--- Vorliegender Text ---
————————

MAI ZFP

Koordinator

Dr. Markus Sause

Projektvolumen

2,6 million €

Laufzeit

01.03.2013 – 29.02.2016

Projektpartner
  • Universtät Augsburg
  • Automation W+R GmbH
  • Airbus Group Innovations
  • BMW AG
  • Airbus Helicopters Deutschland GmbH
  • KSB AG
  • Siemens AG
  • TU München – Lehrstuhl für Zerstörungsfreie Prüfung

Löcher, Risse, Ausschussquoten – Qualitätssicherung von Faserverbundwerkstoffen

Die Reduktion des Kraftstoffverbrauchs und damit verbunden auch der CO2-Emissionen können mit der Verringerung des Fahrzeuggewichts erreicht werden. Carbonfaserverstärkte Verbundwerkstoffe (CFK) stellen hierzu eine intelligente Leichtbaulösung dar. Im Fertigungsprozess dieser Materialien lässt sich die Energieeffizienz nachhaltig steigern, wenn die Produkte mit weniger Ausschuss produziert werden. Eine zentrale Rolle zur Verringerung der Ausschussquote spielen dabei zerstörungsfreie Prüfmethoden, die helfen, die Qualität von Bauteilen richtig zu bewerten.

————————

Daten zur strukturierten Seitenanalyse

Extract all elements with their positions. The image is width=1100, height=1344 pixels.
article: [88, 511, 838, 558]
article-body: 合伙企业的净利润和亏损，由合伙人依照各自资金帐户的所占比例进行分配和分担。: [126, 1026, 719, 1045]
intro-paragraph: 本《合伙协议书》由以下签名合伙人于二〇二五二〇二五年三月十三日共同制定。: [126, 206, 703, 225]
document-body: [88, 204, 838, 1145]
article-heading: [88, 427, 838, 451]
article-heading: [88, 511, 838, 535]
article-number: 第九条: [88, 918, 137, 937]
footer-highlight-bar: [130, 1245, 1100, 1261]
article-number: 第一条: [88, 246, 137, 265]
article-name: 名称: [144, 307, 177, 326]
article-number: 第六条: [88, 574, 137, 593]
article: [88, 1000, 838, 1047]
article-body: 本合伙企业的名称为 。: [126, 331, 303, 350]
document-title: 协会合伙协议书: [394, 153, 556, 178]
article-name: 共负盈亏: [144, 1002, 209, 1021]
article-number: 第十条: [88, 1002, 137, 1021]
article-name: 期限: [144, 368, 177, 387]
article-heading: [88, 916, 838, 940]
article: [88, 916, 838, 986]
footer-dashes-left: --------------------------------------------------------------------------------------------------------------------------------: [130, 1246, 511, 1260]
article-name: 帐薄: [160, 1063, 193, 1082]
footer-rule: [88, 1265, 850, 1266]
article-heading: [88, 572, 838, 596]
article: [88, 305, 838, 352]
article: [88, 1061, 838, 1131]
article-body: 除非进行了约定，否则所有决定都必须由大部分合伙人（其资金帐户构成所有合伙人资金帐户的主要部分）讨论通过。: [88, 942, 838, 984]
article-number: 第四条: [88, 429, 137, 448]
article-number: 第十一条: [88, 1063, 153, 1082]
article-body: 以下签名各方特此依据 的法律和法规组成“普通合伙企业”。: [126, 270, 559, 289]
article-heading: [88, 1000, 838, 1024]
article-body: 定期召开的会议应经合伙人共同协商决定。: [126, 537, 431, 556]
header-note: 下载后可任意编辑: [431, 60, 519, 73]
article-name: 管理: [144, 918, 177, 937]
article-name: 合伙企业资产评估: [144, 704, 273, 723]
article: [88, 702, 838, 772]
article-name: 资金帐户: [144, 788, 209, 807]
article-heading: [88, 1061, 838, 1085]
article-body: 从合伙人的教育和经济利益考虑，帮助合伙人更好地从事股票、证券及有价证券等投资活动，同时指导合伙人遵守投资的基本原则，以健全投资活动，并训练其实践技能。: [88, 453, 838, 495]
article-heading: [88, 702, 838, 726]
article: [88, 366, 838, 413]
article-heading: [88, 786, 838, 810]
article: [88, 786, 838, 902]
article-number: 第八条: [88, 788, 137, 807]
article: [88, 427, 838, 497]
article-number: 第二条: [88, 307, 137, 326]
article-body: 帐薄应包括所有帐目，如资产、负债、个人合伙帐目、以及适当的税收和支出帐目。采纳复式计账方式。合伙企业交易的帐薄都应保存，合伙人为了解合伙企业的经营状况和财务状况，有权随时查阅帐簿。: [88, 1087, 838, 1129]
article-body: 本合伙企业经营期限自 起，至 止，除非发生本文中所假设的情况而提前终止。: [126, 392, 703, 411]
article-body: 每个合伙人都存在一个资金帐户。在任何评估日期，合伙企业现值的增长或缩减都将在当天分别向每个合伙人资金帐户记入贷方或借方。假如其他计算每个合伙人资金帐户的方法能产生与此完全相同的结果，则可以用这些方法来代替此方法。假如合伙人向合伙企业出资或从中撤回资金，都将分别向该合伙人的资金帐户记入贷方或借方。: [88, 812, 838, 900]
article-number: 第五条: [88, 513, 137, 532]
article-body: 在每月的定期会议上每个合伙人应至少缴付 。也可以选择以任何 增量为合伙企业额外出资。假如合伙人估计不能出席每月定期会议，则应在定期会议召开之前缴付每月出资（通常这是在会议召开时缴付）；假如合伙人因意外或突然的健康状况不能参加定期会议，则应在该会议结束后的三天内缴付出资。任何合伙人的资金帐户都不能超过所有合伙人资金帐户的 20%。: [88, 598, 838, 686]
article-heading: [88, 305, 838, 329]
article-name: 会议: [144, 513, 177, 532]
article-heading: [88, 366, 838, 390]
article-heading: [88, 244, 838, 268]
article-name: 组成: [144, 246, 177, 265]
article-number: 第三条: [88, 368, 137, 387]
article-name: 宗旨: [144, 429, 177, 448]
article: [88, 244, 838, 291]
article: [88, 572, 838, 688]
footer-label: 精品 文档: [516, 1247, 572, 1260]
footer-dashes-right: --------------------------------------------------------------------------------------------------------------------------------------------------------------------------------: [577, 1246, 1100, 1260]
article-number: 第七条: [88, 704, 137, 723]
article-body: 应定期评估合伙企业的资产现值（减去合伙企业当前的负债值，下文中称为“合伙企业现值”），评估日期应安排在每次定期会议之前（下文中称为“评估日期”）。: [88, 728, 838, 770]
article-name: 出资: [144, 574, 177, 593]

————————

--- Aufgabe ---
Führe den Text über das Projekt MAI ZFP im Anschluss an seinen letzten Satz fort.

--- Lösung ---
Der Spitzencluster MAI Carbon bietet die einmalige Gelegenheit, die zerstörungsfreie Prüfung von Faserverbundwerkstoffen auf breiter Basis voranzutreiben und in einem industriellen Umfeld zu etablieren. Während im Luft- und Raumfahrtbereich zerstörungsfreie Prüfmethoden seit Jahren erfolgreich im Einsatz sind, ist ihre Anwendung auf Faserverbundwerkstoffe im Automobil- und Maschinenbau noch im Anfangsstadium. Gleichzeitig erfordern diese Industriezweige unterschiedliche, neue Herangehensweisen bei der Prüfung: Stückzahlen, die im Luft- und Raumfahrtbereich in einem Jahr produziert werden, fallen im Automobilbau teilweise bereits täglich an.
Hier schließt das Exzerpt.